Task details -
Below are some records. Write out the lines from the one containing "Serialize everything readable" to the last line, word for word, leaving out pictures.

Record excerpts -
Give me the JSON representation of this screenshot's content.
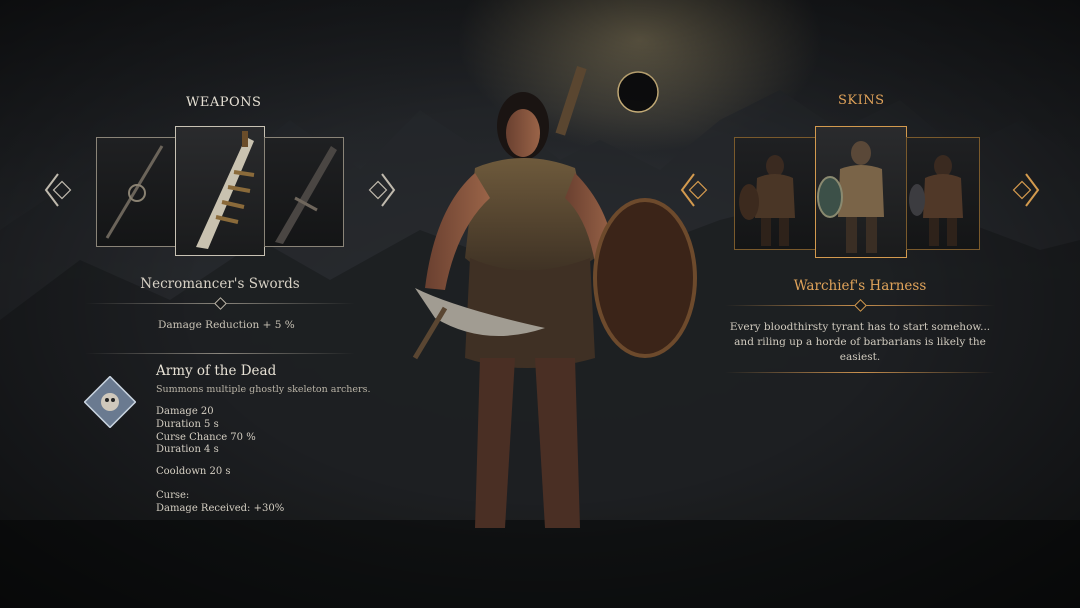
{
  "weapons": {
    "title": "WEAPONS",
    "selected_name": "Necromancer's Swords",
    "stat": "Damage Reduction + 5 %",
    "items": [
      "staff-weapon",
      "necromancer-sword",
      "dark-sword"
    ]
  },
  "ability": {
    "name": "Army of the Dead",
    "description": "Summons multiple ghostly skeleton archers.",
    "stats": [
      "Damage 20",
      "Duration 5 s",
      "Curse Chance 70 %",
      "Duration 4 s"
    ],
    "cooldown": "Cooldown 20 s",
    "curse": [
      "Curse:",
      "Damage Received: +30%"
    ]
  },
  "skins": {
    "title": "SKINS",
    "selected_name": "Warchief's Harness",
    "description": "Every bloodthirsty tyrant has to start somehow... and riling up a horde of barbarians is likely the easiest.",
    "items": [
      "skin-left",
      "skin-selected",
      "skin-right"
    ]
  },
  "colors": {
    "accent_gold": "#d39a4e",
    "text_light": "#e6e0d4"
  }
}
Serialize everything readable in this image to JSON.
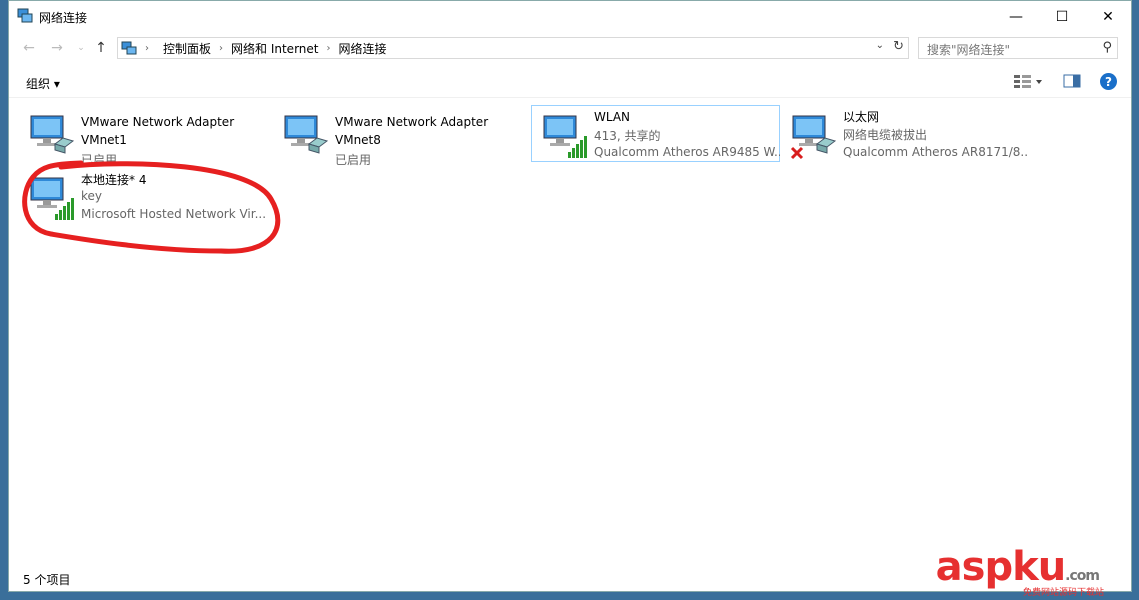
{
  "window": {
    "title": "网络连接"
  },
  "nav": {
    "breadcrumbs": [
      "控制面板",
      "网络和 Internet",
      "网络连接"
    ],
    "search_placeholder": "搜索\"网络连接\""
  },
  "toolbar": {
    "organize_label": "组织 ▾"
  },
  "items": [
    {
      "name": "VMware Network Adapter",
      "line2": "VMnet1",
      "line3": "已启用",
      "icon": "network-adapter-icon"
    },
    {
      "name": "VMware Network Adapter",
      "line2": "VMnet8",
      "line3": "已启用",
      "icon": "network-adapter-icon"
    },
    {
      "name": "WLAN",
      "line2": "413, 共享的",
      "line3": "Qualcomm Atheros AR9485 W...",
      "icon": "wireless-adapter-icon"
    },
    {
      "name": "以太网",
      "line2": "网络电缆被拔出",
      "line3": "Qualcomm Atheros AR8171/8...",
      "icon": "ethernet-disconnected-icon"
    },
    {
      "name": "本地连接* 4",
      "line2": "key",
      "line3": "Microsoft Hosted Network Vir...",
      "icon": "wireless-adapter-icon"
    }
  ],
  "status": {
    "count": "5 个项目"
  },
  "watermark": {
    "brand_a": "asp",
    "brand_b": "ku",
    "domain": ".com",
    "sub": "免费网站源码下载站"
  },
  "colors": {
    "accent": "#1a6fc9",
    "selection": "#99d1ff",
    "annotation": "#e62020"
  }
}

The result -
Serialize everything readable in this image to JSON.
{
  "window": {
    "title": "网络连接"
  },
  "nav": {
    "breadcrumbs": [
      "控制面板",
      "网络和 Internet",
      "网络连接"
    ],
    "search_placeholder": "搜索\"网络连接\""
  },
  "toolbar": {
    "organize_label": "组织 ▾"
  },
  "items": [
    {
      "name": "VMware Network Adapter",
      "line2": "VMnet1",
      "line3": "已启用",
      "icon": "network-adapter-icon"
    },
    {
      "name": "VMware Network Adapter",
      "line2": "VMnet8",
      "line3": "已启用",
      "icon": "network-adapter-icon"
    },
    {
      "name": "WLAN",
      "line2": "413, 共享的",
      "line3": "Qualcomm Atheros AR9485 W...",
      "icon": "wireless-adapter-icon"
    },
    {
      "name": "以太网",
      "line2": "网络电缆被拔出",
      "line3": "Qualcomm Atheros AR8171/8...",
      "icon": "ethernet-disconnected-icon"
    },
    {
      "name": "本地连接* 4",
      "line2": "key",
      "line3": "Microsoft Hosted Network Vir...",
      "icon": "wireless-adapter-icon"
    }
  ],
  "status": {
    "count": "5 个项目"
  },
  "watermark": {
    "brand_a": "asp",
    "brand_b": "ku",
    "domain": ".com",
    "sub": "免费网站源码下载站"
  },
  "colors": {
    "accent": "#1a6fc9",
    "selection": "#99d1ff",
    "annotation": "#e62020"
  }
}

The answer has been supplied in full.